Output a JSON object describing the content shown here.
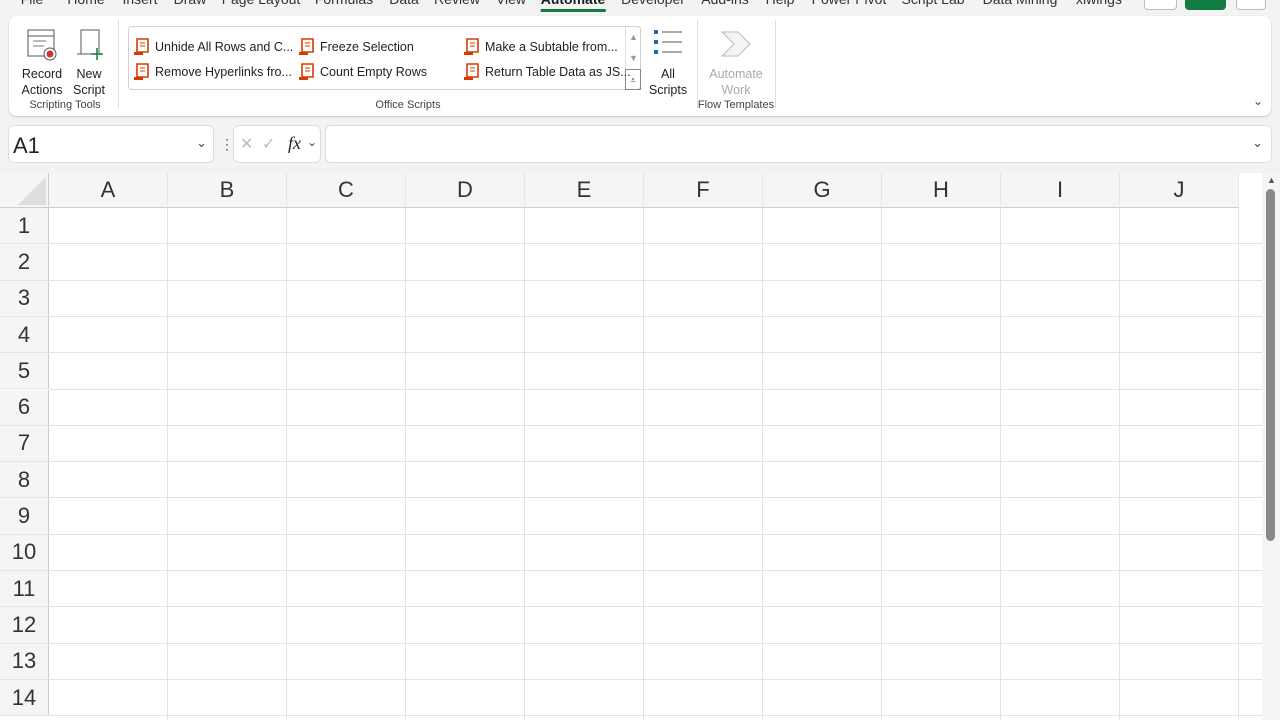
{
  "tabs": [
    "File",
    "Home",
    "Insert",
    "Draw",
    "Page Layout",
    "Formulas",
    "Data",
    "Review",
    "View",
    "Automate",
    "Developer",
    "Add-ins",
    "Help",
    "Power Pivot",
    "Script Lab",
    "Data Mining",
    "xlwings"
  ],
  "active_tab": "Automate",
  "ribbon": {
    "scripting_tools": {
      "label": "Scripting Tools",
      "record": "Record Actions",
      "new_script": "New Script"
    },
    "office_scripts": {
      "label": "Office Scripts",
      "scripts": [
        "Unhide All Rows and C...",
        "Remove Hyperlinks fro...",
        "Freeze Selection",
        "Count Empty Rows",
        "Make a Subtable from...",
        "Return Table Data as JS..."
      ],
      "all_scripts": "All Scripts"
    },
    "flow_templates": {
      "label": "Flow Templates",
      "automate_work": "Automate Work"
    }
  },
  "formula_bar": {
    "name_box": "A1",
    "fx": "fx",
    "formula": ""
  },
  "columns": [
    "A",
    "B",
    "C",
    "D",
    "E",
    "F",
    "G",
    "H",
    "I",
    "J"
  ],
  "rows": [
    "1",
    "2",
    "3",
    "4",
    "5",
    "6",
    "7",
    "8",
    "9",
    "10",
    "11",
    "12",
    "13",
    "14"
  ],
  "colors": {
    "accent": "#107c41",
    "script_icon": "#d83b01"
  }
}
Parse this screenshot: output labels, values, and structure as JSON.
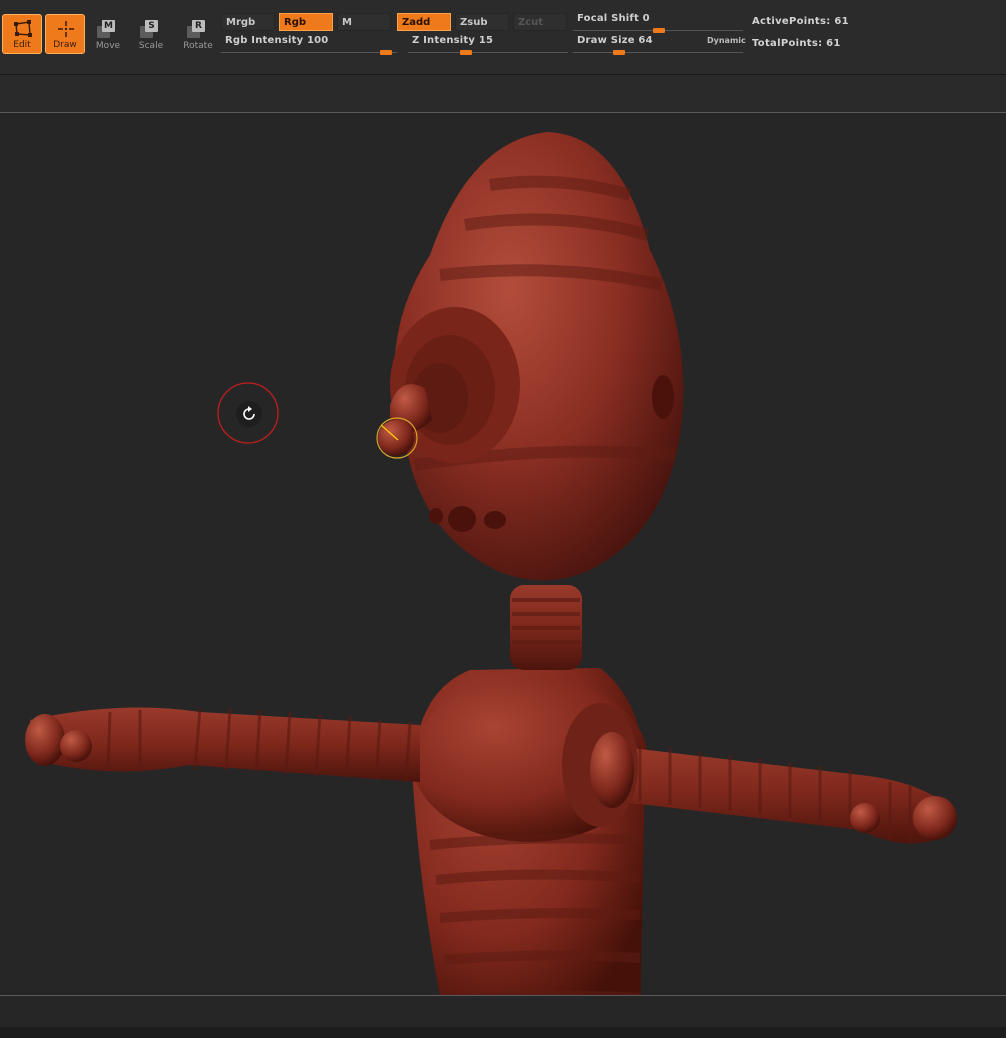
{
  "tools": [
    {
      "label": "Edit",
      "active": true,
      "icon": "edit-icon"
    },
    {
      "label": "Draw",
      "active": true,
      "icon": "draw-icon"
    },
    {
      "label": "Move",
      "active": false,
      "key": "M",
      "icon": "move-icon"
    },
    {
      "label": "Scale",
      "active": false,
      "key": "S",
      "icon": "scale-icon"
    },
    {
      "label": "Rotate",
      "active": false,
      "key": "R",
      "icon": "rotate-icon"
    }
  ],
  "modes": {
    "mrgb": "Mrgb",
    "rgb": "Rgb",
    "m": "M",
    "zadd": "Zadd",
    "zsub": "Zsub",
    "zcut": "Zcut"
  },
  "sliders": {
    "rgb_intensity": {
      "label": "Rgb  Intensity 100",
      "value": 100,
      "max": 100
    },
    "z_intensity": {
      "label": "Z  Intensity 15",
      "value": 15,
      "max": 100
    },
    "focal_shift": {
      "label": "Focal  Shift 0",
      "value": 0,
      "min": -100,
      "max": 100
    },
    "draw_size": {
      "label": "Draw  Size 64",
      "value": 64,
      "max": 1000,
      "extra": "Dynamic"
    }
  },
  "stats": {
    "active_points": "ActivePoints: 61",
    "total_points": "TotalPoints: 61"
  },
  "colors": {
    "accent": "#ee7a1c",
    "model": "#8a2e22",
    "background": "#262626"
  }
}
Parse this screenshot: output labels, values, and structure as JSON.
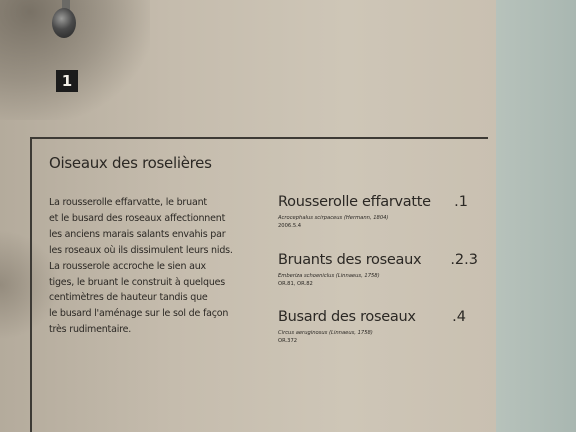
{
  "badge": "1",
  "title": "Oiseaux des roselières",
  "body_lines": [
    "La rousserolle effarvatte, le bruant",
    "et le busard des roseaux affectionnent",
    "les anciens marais salants envahis par",
    "les roseaux où ils dissimulent leurs nids.",
    "La rousserole accroche le sien aux",
    "tiges, le bruant le construit à quelques",
    "centimètres de hauteur tandis que",
    "le busard l'aménage sur le sol de façon",
    "très rudimentaire."
  ],
  "species": [
    {
      "name": "Rousserolle effarvatte",
      "latin": "Acrocephalus scirpaceus (Hermann, 1804)",
      "inventory": "2006.5.4",
      "ref": ".1"
    },
    {
      "name": "Bruants des roseaux",
      "latin": "Emberiza schoeniclus (Linnaeus, 1758)",
      "inventory": "OR.81, OR.82",
      "ref": ".2.3"
    },
    {
      "name": "Busard des roseaux",
      "latin": "Circus aeruginosus (Linnaeus, 1758)",
      "inventory": "OR.372",
      "ref": ".4"
    }
  ]
}
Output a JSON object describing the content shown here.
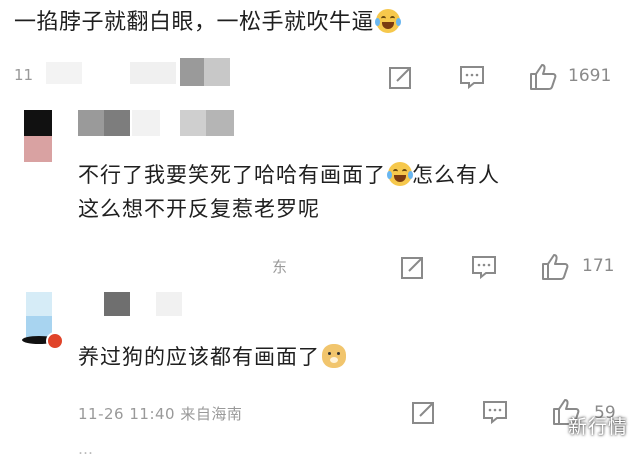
{
  "thread": {
    "top_comment": {
      "text": "一掐脖子就翻白眼，一松手就吹牛逼",
      "meta": "11",
      "like_count": "1691"
    },
    "replies": [
      {
        "text_line1": "不行了我要笑死了哈哈有画面了",
        "text_line2": "怎么有人",
        "text_line3": "这么想不开反复惹老罗呢",
        "meta": "东",
        "like_count": "171"
      },
      {
        "text": "养过狗的应该都有画面了",
        "meta": "11-26 11:40 来自海南",
        "like_count": "59"
      }
    ],
    "footer_peek": "…"
  },
  "watermark": "新行情",
  "colors": {
    "text": "#1f1f1f",
    "meta": "#999999",
    "icon": "#8a8a8a"
  },
  "icons": [
    "emoji-laugh-tears-icon",
    "share-icon",
    "comment-icon",
    "like-icon",
    "dog-emoji-icon"
  ]
}
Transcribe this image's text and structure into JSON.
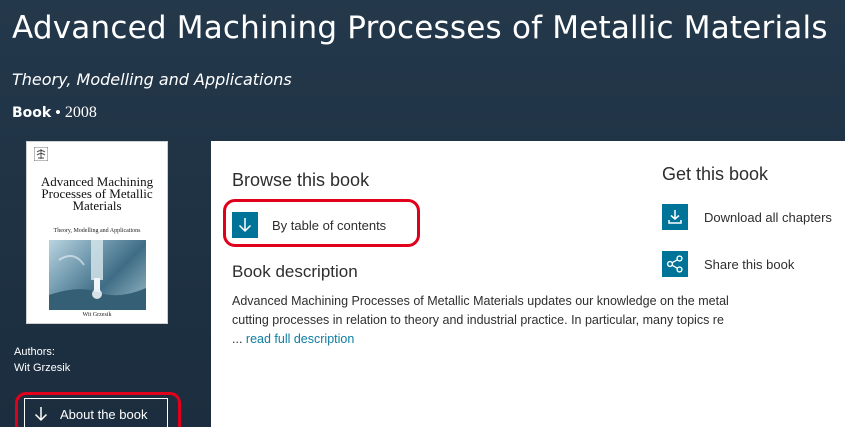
{
  "book": {
    "title": "Advanced Machining Processes of Metallic Materials",
    "subtitle": "Theory, Modelling and Applications",
    "type": "Book",
    "separator": "•",
    "year": "2008"
  },
  "cover": {
    "title": "Advanced Machining Processes of Metallic Materials",
    "subtitle": "Theory, Modelling and Applications",
    "author": "Wit Grzesik"
  },
  "sidebar": {
    "authors_label": "Authors:",
    "author_name": "Wit Grzesik",
    "about_button": "About the book"
  },
  "browse": {
    "title": "Browse this book",
    "toc_button": "By table of contents"
  },
  "description": {
    "title": "Book description",
    "text": "Advanced Machining Processes of Metallic Materials updates our knowledge on the metal cutting processes in relation to theory and industrial practice. In particular, many topics re ... ",
    "read_more": "read full description"
  },
  "get_book": {
    "title": "Get this book",
    "download": "Download all chapters",
    "share": "Share this book"
  },
  "colors": {
    "accent": "#007398",
    "link": "#0c7da3",
    "highlight": "#e0001b",
    "header_bg": "#1f3345"
  }
}
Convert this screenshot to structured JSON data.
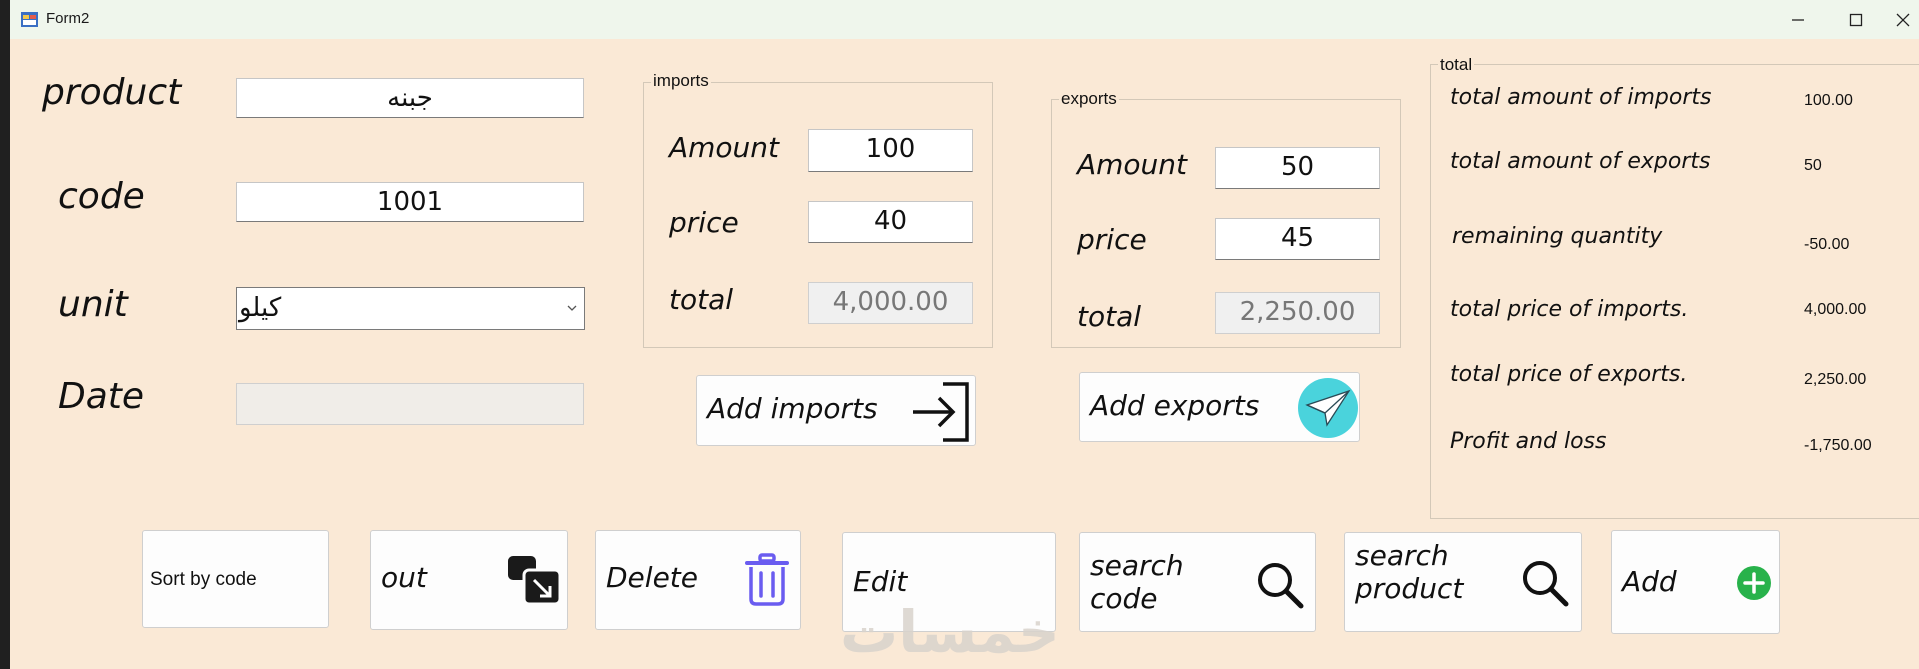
{
  "window": {
    "title": "Form2"
  },
  "form": {
    "product_label": "product",
    "product_value": "جبنه",
    "code_label": "code",
    "code_value": "1001",
    "unit_label": "unit",
    "unit_value": "كيلو",
    "date_label": "Date",
    "date_value": ""
  },
  "imports": {
    "group_title": "imports",
    "amount_label": "Amount",
    "amount_value": "100",
    "price_label": "price",
    "price_value": "40",
    "total_label": "total",
    "total_value": "4,000.00",
    "add_button": "Add imports"
  },
  "exports": {
    "group_title": "exports",
    "amount_label": "Amount",
    "amount_value": "50",
    "price_label": "price",
    "price_value": "45",
    "total_label": "total",
    "total_value": "2,250.00",
    "add_button": "Add exports"
  },
  "summary": {
    "group_title": "total",
    "rows": [
      {
        "label": "total amount of imports",
        "value": "100.00"
      },
      {
        "label": "total amount of exports",
        "value": "50"
      },
      {
        "label": "remaining quantity",
        "value": "-50.00"
      },
      {
        "label": "total price of imports.",
        "value": "4,000.00"
      },
      {
        "label": "total price of exports.",
        "value": "2,250.00"
      },
      {
        "label": "Profit and loss",
        "value": "-1,750.00"
      }
    ]
  },
  "buttons": {
    "sort_by_code": "Sort by code",
    "out": "out",
    "delete": "Delete",
    "edit": "Edit",
    "search_code_line1": "search",
    "search_code_line2": "code",
    "search_product_line1": "search",
    "search_product_line2": "product",
    "add": "Add"
  },
  "watermark": "خمسات",
  "colors": {
    "form_background": "#fae9d6",
    "titlebar": "#eff6ec",
    "delete_icon": "#6a5cf0",
    "add_icon": "#28b24b",
    "paper_plane_circle": "#4ad3dc"
  },
  "icons": [
    "app-icon",
    "minimize-icon",
    "maximize-icon",
    "close-icon",
    "chevron-down-icon",
    "enter-arrow-icon",
    "paper-plane-icon",
    "out-windows-icon",
    "trash-icon",
    "search-icon",
    "plus-circle-icon"
  ]
}
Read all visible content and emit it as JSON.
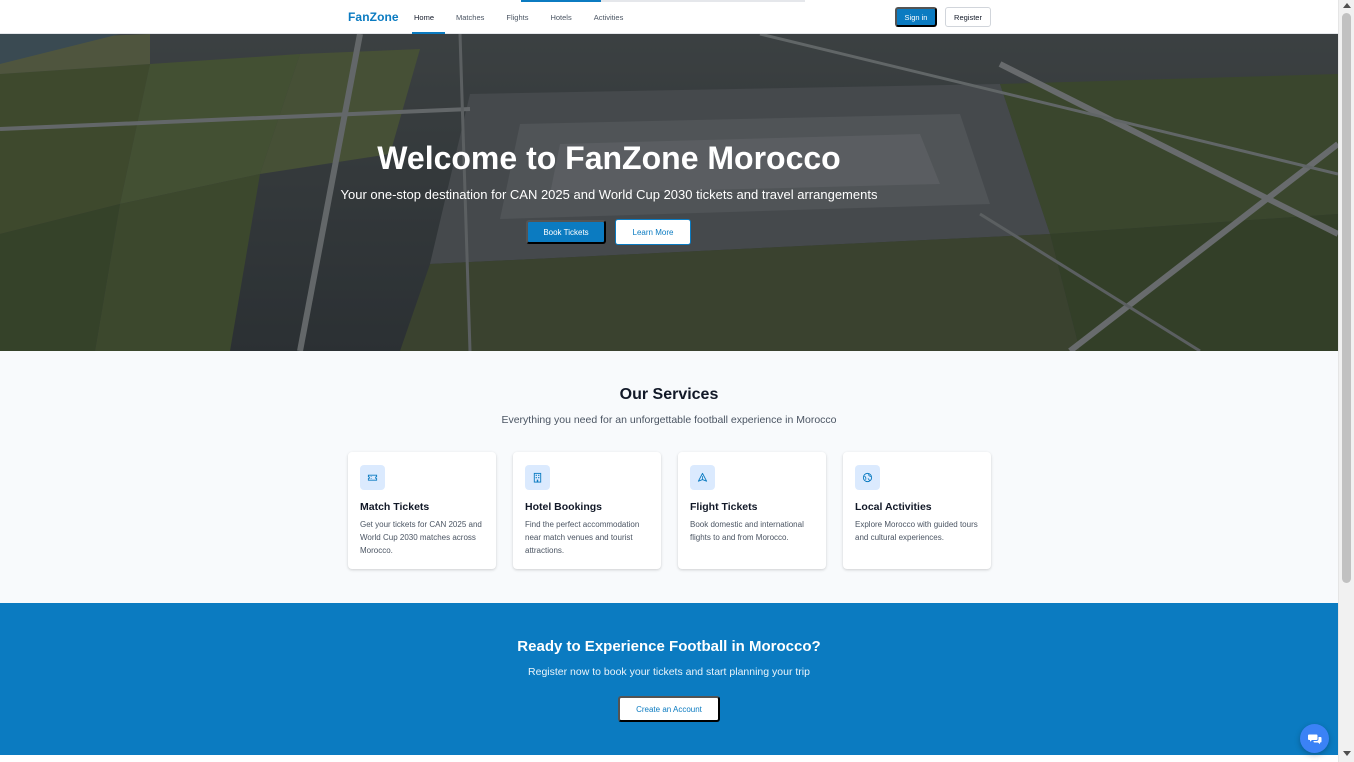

DIRECTIVE:
Filter lines by "exports" and return each hit.

REPLY:
  "exports": {
    "group_title": "exports",
    "add_button": "Add exports"
        "label": "total amount of exports",
        "label": "total price of exports.",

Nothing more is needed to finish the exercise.